(EXERCISE BRIEF)
Reproduce the records without changes, from the start through the line that contains "Text: 14: 14 <box>231 1035 240 1045</box>".

(RAW RECORDS)
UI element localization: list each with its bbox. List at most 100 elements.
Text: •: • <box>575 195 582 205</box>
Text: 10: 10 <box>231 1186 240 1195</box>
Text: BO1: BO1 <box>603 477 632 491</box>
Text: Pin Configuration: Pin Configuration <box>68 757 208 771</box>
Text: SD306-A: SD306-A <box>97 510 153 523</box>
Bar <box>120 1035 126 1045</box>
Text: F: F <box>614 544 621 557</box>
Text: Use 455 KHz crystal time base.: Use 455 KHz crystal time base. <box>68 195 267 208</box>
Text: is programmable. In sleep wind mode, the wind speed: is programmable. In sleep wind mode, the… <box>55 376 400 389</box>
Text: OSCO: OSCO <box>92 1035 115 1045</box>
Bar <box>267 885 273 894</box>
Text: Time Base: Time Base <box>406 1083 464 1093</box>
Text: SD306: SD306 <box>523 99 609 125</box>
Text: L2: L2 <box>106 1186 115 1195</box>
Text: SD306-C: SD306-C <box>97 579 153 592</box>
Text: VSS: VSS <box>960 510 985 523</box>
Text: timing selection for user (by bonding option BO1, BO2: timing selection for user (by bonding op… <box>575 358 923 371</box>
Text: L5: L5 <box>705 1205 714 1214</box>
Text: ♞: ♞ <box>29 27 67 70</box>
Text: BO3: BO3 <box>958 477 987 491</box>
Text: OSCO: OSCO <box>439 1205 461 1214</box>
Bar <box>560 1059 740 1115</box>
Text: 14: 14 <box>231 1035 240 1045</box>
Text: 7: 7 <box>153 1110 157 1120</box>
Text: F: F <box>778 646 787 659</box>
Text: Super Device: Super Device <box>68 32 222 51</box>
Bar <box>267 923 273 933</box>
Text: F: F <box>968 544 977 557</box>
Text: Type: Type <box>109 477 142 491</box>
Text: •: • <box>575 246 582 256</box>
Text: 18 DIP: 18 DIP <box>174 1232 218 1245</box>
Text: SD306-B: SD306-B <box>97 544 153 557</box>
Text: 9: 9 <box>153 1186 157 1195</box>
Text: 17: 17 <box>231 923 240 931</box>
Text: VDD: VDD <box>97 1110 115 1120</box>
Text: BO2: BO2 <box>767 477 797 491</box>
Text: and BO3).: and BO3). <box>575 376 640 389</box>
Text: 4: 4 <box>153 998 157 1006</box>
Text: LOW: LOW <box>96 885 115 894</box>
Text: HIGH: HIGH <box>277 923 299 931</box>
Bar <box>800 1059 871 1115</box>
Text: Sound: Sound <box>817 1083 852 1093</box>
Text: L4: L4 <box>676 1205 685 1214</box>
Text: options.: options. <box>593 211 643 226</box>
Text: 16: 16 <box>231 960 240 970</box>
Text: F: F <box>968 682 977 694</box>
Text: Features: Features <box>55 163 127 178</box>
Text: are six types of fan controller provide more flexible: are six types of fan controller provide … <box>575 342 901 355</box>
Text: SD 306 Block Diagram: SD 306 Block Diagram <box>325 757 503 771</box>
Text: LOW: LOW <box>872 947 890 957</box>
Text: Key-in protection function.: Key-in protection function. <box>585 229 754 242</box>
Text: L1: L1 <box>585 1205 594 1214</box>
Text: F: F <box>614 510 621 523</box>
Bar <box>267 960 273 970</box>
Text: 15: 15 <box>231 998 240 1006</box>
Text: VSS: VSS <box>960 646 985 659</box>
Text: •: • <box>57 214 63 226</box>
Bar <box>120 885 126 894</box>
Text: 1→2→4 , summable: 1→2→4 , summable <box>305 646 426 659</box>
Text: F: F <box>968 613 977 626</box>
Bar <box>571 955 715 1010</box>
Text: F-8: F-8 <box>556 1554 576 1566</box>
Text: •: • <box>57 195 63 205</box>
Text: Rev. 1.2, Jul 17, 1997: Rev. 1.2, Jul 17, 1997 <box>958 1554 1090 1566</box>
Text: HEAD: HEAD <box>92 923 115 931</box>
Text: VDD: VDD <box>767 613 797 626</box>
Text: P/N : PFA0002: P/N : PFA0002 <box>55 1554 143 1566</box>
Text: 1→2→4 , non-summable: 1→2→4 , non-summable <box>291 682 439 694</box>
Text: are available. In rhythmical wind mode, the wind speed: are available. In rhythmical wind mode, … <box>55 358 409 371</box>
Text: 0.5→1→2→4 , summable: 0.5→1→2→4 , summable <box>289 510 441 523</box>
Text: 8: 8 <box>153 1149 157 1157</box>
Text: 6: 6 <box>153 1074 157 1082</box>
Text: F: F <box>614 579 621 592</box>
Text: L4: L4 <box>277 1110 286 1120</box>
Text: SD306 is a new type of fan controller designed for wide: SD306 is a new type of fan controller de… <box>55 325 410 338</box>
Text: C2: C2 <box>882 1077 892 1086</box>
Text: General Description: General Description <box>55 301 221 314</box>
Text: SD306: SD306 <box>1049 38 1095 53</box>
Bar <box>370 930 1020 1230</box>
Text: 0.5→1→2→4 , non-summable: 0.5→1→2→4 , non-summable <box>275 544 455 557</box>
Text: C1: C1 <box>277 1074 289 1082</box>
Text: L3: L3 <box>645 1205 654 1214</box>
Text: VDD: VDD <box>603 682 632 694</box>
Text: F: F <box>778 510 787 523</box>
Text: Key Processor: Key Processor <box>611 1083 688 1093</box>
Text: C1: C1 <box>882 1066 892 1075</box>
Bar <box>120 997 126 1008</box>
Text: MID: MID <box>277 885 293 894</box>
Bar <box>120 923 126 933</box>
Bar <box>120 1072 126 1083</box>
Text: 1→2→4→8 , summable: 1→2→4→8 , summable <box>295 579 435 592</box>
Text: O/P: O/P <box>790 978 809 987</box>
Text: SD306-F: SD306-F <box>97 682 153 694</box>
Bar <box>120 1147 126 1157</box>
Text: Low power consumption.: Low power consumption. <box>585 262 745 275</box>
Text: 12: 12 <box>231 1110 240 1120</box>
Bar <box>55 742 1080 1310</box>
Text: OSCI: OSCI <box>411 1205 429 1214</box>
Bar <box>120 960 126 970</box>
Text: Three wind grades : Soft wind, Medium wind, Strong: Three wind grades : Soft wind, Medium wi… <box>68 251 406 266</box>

(ANSWER BELOW)
UI element localization: list each with its bbox. List at most 100 elements.
Text: •: • <box>575 195 582 205</box>
Text: 10: 10 <box>231 1186 240 1195</box>
Text: BO1: BO1 <box>603 477 632 491</box>
Text: Pin Configuration: Pin Configuration <box>68 757 208 771</box>
Text: SD306-A: SD306-A <box>97 510 153 523</box>
Bar <box>120 1035 126 1045</box>
Text: F: F <box>614 544 621 557</box>
Text: Use 455 KHz crystal time base.: Use 455 KHz crystal time base. <box>68 195 267 208</box>
Text: is programmable. In sleep wind mode, the wind speed: is programmable. In sleep wind mode, the… <box>55 376 400 389</box>
Text: OSCO: OSCO <box>92 1035 115 1045</box>
Bar <box>267 885 273 894</box>
Text: Time Base: Time Base <box>406 1083 464 1093</box>
Text: SD306: SD306 <box>523 99 609 125</box>
Text: L2: L2 <box>106 1186 115 1195</box>
Text: SD306-C: SD306-C <box>97 579 153 592</box>
Text: VSS: VSS <box>960 510 985 523</box>
Text: timing selection for user (by bonding option BO1, BO2: timing selection for user (by bonding op… <box>575 358 923 371</box>
Text: L5: L5 <box>705 1205 714 1214</box>
Text: ♞: ♞ <box>29 27 67 70</box>
Text: BO3: BO3 <box>958 477 987 491</box>
Text: OSCO: OSCO <box>439 1205 461 1214</box>
Bar <box>560 1059 740 1115</box>
Text: 14: 14 <box>231 1035 240 1045</box>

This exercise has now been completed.